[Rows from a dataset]
## begin
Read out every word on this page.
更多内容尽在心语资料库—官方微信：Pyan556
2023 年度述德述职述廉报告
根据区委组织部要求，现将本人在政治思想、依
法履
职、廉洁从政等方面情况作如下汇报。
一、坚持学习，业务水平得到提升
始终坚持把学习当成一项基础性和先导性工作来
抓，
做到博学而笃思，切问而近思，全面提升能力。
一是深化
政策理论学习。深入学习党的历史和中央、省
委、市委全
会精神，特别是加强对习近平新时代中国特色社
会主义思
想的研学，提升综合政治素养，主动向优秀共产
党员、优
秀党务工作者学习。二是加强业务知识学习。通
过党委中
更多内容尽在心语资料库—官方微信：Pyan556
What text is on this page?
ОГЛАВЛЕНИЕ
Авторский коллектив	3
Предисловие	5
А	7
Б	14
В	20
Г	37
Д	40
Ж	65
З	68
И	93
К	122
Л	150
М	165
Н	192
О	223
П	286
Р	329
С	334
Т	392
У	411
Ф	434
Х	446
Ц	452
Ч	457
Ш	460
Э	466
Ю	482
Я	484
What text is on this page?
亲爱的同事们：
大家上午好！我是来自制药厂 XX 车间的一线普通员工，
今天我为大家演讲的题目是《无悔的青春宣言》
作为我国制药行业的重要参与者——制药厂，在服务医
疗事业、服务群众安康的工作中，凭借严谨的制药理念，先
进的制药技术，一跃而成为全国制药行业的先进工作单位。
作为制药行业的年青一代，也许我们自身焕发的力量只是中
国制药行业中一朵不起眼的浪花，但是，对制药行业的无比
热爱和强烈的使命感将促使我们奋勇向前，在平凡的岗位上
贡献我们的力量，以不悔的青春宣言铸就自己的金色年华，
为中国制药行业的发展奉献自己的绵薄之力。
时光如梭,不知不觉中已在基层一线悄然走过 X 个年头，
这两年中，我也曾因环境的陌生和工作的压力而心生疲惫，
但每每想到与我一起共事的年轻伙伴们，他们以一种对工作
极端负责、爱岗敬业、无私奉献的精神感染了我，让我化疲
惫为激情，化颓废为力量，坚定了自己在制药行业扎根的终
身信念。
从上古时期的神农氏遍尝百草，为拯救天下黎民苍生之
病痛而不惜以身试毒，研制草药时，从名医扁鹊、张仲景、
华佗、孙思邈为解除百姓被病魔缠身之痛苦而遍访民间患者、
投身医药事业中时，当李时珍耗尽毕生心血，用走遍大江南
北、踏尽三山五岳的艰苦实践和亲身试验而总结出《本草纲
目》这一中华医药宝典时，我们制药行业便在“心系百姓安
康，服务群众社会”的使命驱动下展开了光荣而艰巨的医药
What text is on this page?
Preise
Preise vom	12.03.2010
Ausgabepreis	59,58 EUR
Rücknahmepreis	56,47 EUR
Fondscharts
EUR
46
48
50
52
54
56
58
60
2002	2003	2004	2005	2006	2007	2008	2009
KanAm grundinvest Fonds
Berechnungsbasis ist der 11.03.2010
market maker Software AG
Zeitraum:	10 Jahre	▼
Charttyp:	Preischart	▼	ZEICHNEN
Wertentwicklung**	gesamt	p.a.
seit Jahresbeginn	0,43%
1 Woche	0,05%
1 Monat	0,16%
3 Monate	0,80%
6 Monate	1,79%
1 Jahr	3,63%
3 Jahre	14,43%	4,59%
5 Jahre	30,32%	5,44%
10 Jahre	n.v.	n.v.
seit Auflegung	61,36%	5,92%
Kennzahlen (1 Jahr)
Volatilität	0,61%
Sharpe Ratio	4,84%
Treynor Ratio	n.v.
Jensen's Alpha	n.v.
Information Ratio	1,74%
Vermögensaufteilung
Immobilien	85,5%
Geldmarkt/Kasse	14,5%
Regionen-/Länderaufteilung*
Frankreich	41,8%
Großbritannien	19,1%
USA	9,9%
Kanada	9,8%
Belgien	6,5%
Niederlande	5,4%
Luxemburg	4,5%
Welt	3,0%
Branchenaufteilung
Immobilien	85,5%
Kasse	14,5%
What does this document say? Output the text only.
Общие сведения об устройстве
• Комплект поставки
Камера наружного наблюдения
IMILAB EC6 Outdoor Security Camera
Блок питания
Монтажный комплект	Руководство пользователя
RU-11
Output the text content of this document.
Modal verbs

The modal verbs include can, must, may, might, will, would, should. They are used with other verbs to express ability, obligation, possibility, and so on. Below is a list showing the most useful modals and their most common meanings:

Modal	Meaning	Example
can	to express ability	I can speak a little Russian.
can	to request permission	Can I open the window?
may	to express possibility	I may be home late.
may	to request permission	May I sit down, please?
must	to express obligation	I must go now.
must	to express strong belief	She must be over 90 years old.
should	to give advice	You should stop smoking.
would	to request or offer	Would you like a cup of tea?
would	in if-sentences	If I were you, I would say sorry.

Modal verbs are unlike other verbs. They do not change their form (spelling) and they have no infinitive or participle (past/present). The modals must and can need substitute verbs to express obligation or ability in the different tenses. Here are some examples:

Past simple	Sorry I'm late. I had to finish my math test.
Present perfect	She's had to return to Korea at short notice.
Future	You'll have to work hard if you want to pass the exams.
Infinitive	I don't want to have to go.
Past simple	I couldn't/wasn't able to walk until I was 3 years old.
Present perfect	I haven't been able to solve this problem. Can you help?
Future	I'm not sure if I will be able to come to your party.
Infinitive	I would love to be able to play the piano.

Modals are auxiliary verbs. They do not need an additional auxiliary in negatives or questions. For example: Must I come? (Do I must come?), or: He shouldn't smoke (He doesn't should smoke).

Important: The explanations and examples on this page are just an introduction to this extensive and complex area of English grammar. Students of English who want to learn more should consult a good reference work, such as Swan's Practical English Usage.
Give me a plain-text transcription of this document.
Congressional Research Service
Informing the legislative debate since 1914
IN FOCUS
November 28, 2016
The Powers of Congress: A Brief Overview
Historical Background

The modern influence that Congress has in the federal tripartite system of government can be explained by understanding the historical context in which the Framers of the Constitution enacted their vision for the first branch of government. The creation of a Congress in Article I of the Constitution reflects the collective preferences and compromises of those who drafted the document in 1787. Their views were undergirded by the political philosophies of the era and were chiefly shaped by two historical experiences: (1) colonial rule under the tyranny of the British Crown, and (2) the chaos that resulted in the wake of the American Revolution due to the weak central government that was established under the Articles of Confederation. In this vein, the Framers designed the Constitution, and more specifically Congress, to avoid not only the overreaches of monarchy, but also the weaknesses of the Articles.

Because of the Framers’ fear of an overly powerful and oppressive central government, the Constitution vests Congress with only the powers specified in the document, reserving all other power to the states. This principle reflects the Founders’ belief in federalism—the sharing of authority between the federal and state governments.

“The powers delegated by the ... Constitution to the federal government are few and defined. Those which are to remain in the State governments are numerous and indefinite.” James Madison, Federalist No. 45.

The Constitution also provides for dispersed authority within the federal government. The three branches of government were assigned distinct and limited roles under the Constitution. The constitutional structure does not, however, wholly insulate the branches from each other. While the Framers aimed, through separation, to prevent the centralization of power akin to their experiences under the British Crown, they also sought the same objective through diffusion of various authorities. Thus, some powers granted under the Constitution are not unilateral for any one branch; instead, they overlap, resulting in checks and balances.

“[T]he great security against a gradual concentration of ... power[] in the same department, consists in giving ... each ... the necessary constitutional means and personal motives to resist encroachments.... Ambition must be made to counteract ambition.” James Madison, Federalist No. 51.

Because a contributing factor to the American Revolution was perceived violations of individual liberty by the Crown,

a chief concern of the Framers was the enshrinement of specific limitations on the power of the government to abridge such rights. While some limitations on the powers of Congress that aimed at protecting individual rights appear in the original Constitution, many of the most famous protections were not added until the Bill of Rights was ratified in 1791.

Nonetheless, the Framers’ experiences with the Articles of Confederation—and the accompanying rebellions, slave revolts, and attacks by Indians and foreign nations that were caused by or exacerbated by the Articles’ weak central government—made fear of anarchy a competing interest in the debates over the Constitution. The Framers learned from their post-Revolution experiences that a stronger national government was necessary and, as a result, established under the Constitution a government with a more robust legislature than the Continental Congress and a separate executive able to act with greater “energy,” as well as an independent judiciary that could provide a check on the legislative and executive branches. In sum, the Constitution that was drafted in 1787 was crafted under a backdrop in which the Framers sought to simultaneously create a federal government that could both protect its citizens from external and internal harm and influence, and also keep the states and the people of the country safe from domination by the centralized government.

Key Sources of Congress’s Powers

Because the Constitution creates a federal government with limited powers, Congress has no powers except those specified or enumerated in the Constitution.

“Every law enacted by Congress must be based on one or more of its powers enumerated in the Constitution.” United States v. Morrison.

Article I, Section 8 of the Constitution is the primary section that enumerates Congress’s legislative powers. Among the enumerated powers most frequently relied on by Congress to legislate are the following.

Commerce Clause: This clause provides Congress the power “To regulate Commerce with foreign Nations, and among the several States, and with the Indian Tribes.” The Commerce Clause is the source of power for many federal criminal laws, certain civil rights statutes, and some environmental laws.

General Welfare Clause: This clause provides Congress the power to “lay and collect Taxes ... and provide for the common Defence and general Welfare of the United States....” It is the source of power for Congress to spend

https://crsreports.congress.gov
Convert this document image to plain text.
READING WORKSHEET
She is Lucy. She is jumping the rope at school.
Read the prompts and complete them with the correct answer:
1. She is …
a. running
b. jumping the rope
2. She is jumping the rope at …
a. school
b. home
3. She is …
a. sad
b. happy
## end
- EXERCISE PROMPT -
Out of the records, collect only those lines that contain the string "ability".

- SOLUTION TO THE EXERCISE -
The modal verbs include can, must, may, might, will, would, should. They are used with other verbs to express ability, obligation, possibility, and so on. Below is a list showing the most useful modals and their most common meanings:
can	to express ability	I can speak a little Russian.
Modal verbs are unlike other verbs. They do not change their form (spelling) and they have no infinitive or participle (past/present). The modals must and can need substitute verbs to express obligation or ability in the different tenses. Here are some examples:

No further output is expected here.